**Fragmento citado**
El habla como acción, como vehículo ético, como herramienta de construcción, como metáfora. El decir como puesta en acto del lenguaje, como break, inmediato, disidente, micro. Ese es el otro camino, el que atiende a la complejidad de lo mínimo significativo, lo que adquiere significado y sentido mediante el uso. En este camino no se trata de glorificar el proceso, sino de producir. No se trata de coleccionar hechos, sino de hacer. No se trata de hablar de la vida, sino de vivir
Se trata de no perder más el tiempo, de utilizar el mundo como viene, de desarrollar las tácticas que sean necesarias, de combatir en la cocina, de sacarnos el sentido de la manga, de montar una empresa, de jugar, de mover las fichas, de lamer a un perro, de caminar por la cuneta, de postasiar, de memorizar un libro, de salir de fiesta, de seleccionar unas naranjas, de focalizar la intolerancia, de escribir sobre la marcha, de leer la biblia o de matar una paloma. Se trata de mantenerse en alerta, de ser un transeúnte, de documentarlo todo, de decir lo que sea siempre que haya algo que decir. Pero rápido, no hay tiempo que perder.
Y si a esto otro no le llamamos arte ¿qué más da?

**Extractos del listado**

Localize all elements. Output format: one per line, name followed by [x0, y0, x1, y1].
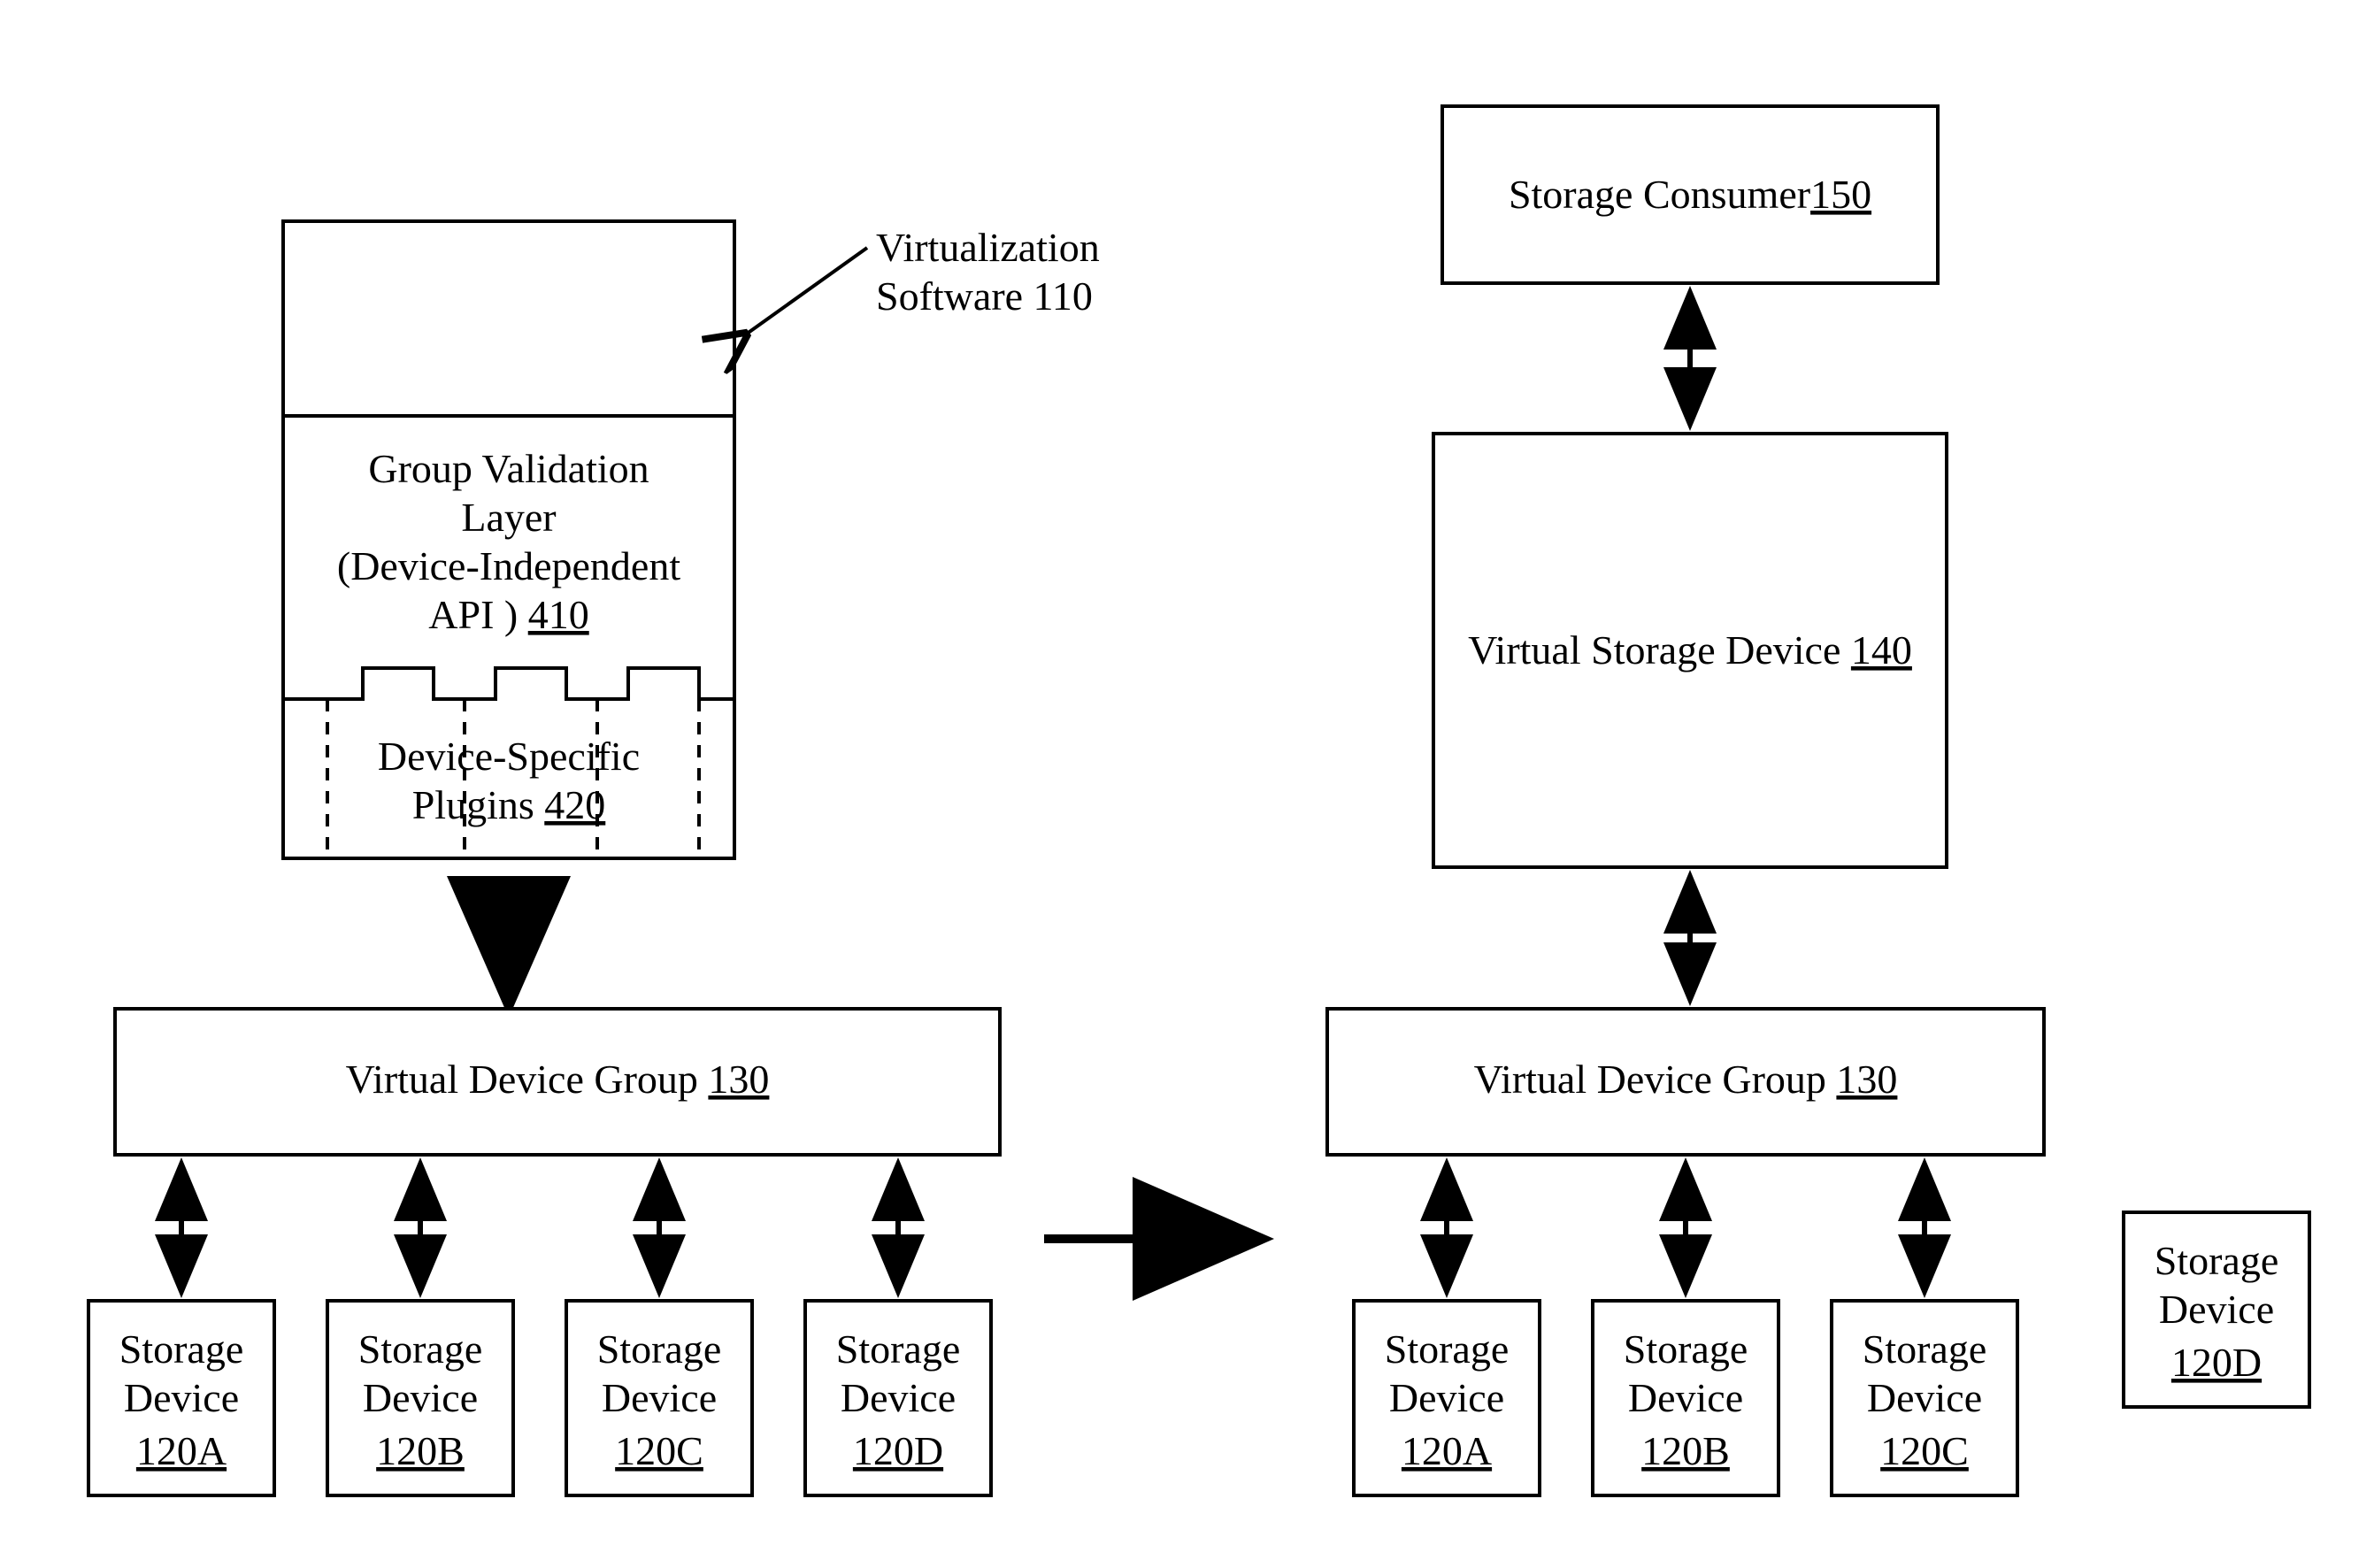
- svg-text:Virtual Storage Device 140: Virtual Storage Device 140: [1468, 627, 1912, 673]
- svg-text:Device: Device: [1867, 1375, 1982, 1420]
- storage-device-120d-left: Storage Device 120D: [805, 1301, 991, 1495]
- svg-text:120A: 120A: [1402, 1428, 1492, 1473]
- svg-text:Device: Device: [841, 1375, 956, 1420]
- virtual-device-group-right: Virtual Device Group 130: [1327, 1009, 2044, 1155]
- svg-text:120A: 120A: [136, 1428, 227, 1473]
- svg-text:Device: Device: [602, 1375, 717, 1420]
- storage-device-120d-detached: Storage Device 120D: [2124, 1212, 2309, 1407]
- svg-text:Device: Device: [1628, 1375, 1743, 1420]
- device-specific-plugins-label-1: Device-Specific: [378, 734, 640, 779]
- svg-text:120C: 120C: [615, 1428, 703, 1473]
- storage-consumer-box: Storage Consumer150: [1442, 106, 1938, 283]
- svg-text:Device: Device: [2159, 1287, 2274, 1332]
- svg-text:Storage: Storage: [1385, 1326, 1510, 1372]
- storage-device-120c-right: Storage Device 120C: [1832, 1301, 2017, 1495]
- svg-text:Storage: Storage: [836, 1326, 961, 1372]
- svg-text:120B: 120B: [1641, 1428, 1730, 1473]
- group-validation-layer-label-1: Group Validation: [368, 446, 649, 491]
- svg-text:120B: 120B: [376, 1428, 465, 1473]
- virtualization-software-box: Group Validation Layer (Device-Independe…: [283, 221, 734, 858]
- group-validation-layer-label-2: Layer: [461, 495, 556, 540]
- diagram-canvas: Group Validation Layer (Device-Independe…: [0, 0, 2374, 1568]
- group-validation-layer-label-4: API ) 410: [428, 592, 588, 637]
- storage-device-120a-right: Storage Device 120A: [1354, 1301, 1540, 1495]
- svg-text:Storage Consumer150: Storage Consumer150: [1509, 172, 1871, 217]
- svg-text:Storage: Storage: [1863, 1326, 1987, 1372]
- virtualization-software-callout: Virtualization Software 110: [743, 225, 1100, 336]
- callout-line2: Software 110: [876, 273, 1093, 319]
- storage-device-120b-right: Storage Device 120B: [1593, 1301, 1779, 1495]
- virtual-storage-device-box: Virtual Storage Device 140: [1433, 434, 1947, 867]
- storage-device-120c-left: Storage Device 120C: [566, 1301, 752, 1495]
- svg-text:Storage: Storage: [2155, 1238, 2279, 1283]
- svg-text:120D: 120D: [2171, 1340, 2262, 1385]
- virtual-device-group-left: Virtual Device Group 130: [115, 1009, 1000, 1155]
- svg-text:120D: 120D: [853, 1428, 943, 1473]
- svg-text:Device: Device: [124, 1375, 239, 1420]
- svg-text:Storage: Storage: [358, 1326, 483, 1372]
- group-validation-layer-label-3: (Device-Independent: [337, 543, 680, 588]
- svg-text:Storage: Storage: [119, 1326, 244, 1372]
- storage-device-120a-left: Storage Device 120A: [88, 1301, 274, 1495]
- device-specific-plugins-label-2: Plugins 420: [412, 782, 606, 827]
- svg-text:Virtual Device Group 130: Virtual Device Group 130: [346, 1057, 770, 1102]
- svg-text:Device: Device: [1389, 1375, 1504, 1420]
- storage-device-120b-left: Storage Device 120B: [327, 1301, 513, 1495]
- callout-line1: Virtualization: [876, 225, 1100, 270]
- svg-text:Device: Device: [363, 1375, 478, 1420]
- svg-text:120C: 120C: [1880, 1428, 1969, 1473]
- svg-text:Storage: Storage: [597, 1326, 722, 1372]
- svg-text:Virtual Device Group 130: Virtual Device Group 130: [1474, 1057, 1898, 1102]
- svg-text:Storage: Storage: [1624, 1326, 1748, 1372]
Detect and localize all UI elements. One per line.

**Consigna**
Enumera todo aquello como lo que el fragmento presenta el habla en su primera oración. El listado es material aparte, sin relación con el fragmento.

**Solución**
- acción
- vehículo ético
- herramienta de construcción
- metáfora